■ Problem requirements: Find the string "ffffff" and gather every line that holds it.

■ Given data:
┌────────
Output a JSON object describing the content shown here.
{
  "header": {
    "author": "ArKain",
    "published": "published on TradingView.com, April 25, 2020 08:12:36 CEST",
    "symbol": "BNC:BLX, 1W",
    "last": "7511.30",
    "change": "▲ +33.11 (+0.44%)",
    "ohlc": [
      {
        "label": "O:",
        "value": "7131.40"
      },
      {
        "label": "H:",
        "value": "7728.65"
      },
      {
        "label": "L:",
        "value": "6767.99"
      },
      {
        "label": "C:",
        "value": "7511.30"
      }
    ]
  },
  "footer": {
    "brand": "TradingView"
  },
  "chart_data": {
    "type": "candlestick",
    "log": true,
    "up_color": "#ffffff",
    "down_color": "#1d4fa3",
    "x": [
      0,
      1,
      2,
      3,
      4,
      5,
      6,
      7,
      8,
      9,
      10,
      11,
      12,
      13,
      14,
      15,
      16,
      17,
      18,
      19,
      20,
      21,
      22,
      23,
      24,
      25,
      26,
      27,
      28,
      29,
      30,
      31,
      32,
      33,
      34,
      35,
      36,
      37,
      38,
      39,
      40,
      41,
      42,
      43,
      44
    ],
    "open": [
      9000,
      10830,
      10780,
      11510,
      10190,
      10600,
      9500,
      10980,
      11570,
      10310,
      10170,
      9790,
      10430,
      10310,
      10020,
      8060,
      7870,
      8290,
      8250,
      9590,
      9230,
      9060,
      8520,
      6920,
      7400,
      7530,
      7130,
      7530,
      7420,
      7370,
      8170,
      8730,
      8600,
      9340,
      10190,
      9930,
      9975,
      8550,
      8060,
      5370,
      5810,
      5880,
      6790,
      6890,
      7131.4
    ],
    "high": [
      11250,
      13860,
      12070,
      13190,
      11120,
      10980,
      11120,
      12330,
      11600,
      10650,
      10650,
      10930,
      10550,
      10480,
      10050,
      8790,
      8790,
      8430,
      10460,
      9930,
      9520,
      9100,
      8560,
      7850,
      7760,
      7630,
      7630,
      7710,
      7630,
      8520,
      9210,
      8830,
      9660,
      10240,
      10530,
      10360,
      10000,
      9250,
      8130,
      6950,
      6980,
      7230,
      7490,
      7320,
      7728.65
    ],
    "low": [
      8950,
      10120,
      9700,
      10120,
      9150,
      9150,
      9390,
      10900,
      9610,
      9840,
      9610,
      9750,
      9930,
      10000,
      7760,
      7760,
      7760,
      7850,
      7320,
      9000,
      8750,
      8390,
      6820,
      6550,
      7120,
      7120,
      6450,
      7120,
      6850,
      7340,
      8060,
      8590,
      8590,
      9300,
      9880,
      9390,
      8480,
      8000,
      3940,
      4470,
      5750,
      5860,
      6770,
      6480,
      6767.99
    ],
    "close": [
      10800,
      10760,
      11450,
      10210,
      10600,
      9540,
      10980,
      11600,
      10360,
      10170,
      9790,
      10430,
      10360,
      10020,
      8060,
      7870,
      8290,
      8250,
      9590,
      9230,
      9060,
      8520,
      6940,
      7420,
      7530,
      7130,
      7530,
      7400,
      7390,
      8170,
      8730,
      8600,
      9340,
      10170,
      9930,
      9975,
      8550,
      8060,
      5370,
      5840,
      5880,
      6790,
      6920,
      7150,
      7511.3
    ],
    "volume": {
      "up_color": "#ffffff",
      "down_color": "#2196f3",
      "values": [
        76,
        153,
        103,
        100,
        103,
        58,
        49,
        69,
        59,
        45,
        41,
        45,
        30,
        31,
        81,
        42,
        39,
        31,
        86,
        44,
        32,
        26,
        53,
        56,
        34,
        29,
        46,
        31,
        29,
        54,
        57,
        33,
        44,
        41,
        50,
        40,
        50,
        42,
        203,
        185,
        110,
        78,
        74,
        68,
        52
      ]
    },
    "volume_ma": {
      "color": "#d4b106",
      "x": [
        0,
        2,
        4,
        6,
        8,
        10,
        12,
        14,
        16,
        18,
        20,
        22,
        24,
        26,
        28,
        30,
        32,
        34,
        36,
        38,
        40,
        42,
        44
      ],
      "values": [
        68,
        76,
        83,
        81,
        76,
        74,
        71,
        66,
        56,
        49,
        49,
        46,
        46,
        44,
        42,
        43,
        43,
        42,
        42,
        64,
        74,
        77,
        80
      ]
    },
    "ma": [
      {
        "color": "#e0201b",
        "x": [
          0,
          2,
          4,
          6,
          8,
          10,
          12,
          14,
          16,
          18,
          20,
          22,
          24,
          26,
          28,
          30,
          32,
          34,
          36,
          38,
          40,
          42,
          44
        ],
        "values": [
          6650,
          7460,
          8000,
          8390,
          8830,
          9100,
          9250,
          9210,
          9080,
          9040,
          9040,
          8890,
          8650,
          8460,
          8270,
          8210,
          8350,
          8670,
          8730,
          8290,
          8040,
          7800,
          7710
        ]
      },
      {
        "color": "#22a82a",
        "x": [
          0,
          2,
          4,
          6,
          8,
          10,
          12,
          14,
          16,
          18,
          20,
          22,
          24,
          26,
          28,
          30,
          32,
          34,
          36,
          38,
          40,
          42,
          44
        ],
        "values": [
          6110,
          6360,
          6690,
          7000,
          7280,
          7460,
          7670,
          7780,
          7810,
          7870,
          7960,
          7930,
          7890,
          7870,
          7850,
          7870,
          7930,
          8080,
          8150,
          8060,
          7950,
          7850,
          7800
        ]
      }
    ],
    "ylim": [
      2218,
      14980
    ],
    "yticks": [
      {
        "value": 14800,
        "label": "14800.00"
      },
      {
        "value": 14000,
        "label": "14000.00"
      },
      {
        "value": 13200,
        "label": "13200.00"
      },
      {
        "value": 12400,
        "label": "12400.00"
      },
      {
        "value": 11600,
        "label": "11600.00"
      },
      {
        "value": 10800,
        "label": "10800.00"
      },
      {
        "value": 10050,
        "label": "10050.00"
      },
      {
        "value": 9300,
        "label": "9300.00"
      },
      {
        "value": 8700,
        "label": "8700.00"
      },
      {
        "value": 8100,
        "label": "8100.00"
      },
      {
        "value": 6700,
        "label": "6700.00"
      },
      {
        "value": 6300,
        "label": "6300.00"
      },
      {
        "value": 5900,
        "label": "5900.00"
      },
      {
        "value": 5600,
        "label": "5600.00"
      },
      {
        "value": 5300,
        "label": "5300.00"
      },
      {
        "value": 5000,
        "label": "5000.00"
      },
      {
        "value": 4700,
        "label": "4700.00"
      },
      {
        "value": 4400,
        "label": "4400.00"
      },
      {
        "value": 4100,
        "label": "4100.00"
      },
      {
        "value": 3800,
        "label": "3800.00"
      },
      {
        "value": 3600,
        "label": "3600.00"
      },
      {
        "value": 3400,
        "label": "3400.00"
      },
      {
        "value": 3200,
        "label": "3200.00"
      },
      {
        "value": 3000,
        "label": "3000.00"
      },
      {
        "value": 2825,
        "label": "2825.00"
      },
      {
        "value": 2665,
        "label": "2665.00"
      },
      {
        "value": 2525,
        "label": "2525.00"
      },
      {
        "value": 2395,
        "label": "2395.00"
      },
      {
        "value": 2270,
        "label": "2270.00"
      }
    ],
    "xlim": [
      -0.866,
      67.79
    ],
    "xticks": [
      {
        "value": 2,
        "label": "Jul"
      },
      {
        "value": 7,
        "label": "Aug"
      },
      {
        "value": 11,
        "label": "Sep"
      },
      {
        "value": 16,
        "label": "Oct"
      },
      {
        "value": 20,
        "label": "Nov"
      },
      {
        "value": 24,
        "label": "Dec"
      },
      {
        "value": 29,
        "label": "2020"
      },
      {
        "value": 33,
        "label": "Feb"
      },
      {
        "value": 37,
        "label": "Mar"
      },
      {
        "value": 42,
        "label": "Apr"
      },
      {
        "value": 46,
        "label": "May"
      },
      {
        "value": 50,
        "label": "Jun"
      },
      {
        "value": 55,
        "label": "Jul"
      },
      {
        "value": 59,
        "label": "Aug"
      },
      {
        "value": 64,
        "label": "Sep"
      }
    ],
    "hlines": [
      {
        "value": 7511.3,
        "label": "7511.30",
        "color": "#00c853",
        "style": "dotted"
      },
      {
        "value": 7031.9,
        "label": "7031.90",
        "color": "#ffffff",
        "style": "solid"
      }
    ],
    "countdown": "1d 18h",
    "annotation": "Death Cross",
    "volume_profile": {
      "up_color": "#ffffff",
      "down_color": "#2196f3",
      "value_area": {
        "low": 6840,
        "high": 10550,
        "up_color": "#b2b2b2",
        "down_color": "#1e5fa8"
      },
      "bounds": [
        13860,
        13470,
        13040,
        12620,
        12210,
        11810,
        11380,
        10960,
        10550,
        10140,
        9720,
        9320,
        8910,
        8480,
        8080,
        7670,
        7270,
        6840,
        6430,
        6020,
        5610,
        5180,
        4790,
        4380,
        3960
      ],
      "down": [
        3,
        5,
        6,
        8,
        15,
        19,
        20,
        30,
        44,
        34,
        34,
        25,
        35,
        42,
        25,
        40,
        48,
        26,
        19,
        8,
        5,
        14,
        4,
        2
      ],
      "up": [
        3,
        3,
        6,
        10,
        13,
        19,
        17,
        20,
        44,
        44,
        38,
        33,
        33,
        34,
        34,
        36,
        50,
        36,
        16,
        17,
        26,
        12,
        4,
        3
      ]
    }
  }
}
└────────
■ Full solution:
    "up_color": "#ffffff",
      "up_color": "#ffffff",
        "color": "#ffffff",
      "up_color": "#ffffff",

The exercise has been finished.